* [Records shown]
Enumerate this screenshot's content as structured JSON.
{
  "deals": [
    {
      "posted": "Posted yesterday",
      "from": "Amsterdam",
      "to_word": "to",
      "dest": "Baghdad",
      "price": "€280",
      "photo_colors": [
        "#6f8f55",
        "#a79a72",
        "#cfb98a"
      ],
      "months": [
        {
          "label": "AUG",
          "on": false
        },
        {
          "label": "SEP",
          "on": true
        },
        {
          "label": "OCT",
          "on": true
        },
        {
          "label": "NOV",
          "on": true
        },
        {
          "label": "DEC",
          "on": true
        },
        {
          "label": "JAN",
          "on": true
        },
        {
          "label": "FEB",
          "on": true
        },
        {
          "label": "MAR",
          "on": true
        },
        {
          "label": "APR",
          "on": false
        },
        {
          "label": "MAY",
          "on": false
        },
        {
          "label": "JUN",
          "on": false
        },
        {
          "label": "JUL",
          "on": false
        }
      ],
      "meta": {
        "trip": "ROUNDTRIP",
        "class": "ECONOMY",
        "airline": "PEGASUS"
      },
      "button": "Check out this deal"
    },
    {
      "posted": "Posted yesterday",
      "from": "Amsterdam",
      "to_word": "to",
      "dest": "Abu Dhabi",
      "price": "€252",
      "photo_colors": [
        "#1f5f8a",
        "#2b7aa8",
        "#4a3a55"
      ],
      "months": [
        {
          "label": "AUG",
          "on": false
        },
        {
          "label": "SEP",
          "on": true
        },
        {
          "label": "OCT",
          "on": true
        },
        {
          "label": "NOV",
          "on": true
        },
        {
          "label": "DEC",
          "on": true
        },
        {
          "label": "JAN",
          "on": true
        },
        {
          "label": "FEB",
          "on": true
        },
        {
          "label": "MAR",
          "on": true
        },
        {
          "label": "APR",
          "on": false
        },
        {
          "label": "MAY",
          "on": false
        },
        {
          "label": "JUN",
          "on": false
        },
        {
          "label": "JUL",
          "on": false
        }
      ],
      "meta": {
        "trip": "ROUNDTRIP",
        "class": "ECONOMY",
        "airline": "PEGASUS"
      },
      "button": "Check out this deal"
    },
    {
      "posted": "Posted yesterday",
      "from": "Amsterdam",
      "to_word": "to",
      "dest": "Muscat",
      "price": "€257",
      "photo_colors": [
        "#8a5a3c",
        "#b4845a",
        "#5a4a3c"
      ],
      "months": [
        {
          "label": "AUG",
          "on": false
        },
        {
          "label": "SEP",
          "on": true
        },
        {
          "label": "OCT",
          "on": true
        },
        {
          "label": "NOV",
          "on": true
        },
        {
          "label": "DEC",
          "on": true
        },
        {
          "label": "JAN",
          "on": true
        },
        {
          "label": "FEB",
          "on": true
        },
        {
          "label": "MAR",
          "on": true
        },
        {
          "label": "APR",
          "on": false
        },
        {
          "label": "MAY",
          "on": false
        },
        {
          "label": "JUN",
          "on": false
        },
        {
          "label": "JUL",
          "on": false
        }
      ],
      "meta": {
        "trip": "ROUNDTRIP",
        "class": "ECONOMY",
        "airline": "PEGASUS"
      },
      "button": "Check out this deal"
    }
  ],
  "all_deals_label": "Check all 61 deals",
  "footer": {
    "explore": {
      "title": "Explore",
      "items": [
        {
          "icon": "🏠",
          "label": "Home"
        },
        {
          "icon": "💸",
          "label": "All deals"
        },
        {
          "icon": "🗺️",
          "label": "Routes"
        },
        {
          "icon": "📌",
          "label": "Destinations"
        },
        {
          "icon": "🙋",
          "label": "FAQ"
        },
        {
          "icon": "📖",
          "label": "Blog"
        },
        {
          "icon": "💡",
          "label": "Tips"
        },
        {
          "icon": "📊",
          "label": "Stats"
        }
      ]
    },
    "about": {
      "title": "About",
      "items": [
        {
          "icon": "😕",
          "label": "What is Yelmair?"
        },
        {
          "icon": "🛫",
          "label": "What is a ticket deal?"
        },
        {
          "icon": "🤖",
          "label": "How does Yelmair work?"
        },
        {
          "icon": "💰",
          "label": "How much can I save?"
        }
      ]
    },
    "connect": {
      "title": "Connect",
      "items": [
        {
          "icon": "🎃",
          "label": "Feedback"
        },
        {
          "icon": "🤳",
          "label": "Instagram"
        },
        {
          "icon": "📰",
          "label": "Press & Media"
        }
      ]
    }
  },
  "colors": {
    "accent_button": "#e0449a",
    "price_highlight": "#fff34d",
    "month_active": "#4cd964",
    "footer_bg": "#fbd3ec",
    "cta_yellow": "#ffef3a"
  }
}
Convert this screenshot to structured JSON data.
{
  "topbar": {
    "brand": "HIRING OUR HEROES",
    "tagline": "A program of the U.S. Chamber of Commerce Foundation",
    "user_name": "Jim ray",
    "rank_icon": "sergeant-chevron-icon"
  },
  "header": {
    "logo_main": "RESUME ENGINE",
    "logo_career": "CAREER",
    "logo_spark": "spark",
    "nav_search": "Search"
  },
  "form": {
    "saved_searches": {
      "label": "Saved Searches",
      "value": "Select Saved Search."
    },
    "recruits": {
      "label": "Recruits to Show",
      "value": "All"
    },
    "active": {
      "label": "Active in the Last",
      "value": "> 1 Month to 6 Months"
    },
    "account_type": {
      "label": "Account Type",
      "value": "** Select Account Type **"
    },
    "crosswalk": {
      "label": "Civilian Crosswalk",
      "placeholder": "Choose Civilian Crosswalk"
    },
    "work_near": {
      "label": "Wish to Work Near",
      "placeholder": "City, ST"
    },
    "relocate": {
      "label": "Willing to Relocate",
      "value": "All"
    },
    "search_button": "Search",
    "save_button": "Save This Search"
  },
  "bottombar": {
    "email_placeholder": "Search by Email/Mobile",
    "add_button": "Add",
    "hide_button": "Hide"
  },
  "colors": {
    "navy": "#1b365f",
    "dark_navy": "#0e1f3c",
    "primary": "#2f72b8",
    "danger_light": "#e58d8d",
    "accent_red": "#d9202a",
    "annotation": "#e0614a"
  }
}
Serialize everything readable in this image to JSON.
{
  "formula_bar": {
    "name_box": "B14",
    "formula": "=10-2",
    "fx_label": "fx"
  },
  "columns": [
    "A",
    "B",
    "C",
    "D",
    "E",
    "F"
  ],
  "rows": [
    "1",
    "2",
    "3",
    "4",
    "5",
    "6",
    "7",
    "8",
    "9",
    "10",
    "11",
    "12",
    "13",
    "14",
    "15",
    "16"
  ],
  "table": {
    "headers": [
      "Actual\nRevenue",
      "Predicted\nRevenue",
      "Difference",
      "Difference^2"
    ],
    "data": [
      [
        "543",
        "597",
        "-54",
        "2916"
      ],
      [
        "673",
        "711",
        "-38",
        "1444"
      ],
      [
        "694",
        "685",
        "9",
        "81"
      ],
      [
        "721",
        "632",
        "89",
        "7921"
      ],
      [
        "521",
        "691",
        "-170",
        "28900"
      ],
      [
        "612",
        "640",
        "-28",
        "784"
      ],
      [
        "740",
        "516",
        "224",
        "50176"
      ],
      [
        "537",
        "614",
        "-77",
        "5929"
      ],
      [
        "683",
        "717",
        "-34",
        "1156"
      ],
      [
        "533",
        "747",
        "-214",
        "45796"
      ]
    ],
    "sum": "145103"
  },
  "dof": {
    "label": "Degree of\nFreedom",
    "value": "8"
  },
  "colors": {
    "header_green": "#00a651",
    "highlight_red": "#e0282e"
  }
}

* [Instructions for the task] Find each line holding the word "data" and copy it.

* [In response]
Convert this screenshot to structured JSON data.
    "data": [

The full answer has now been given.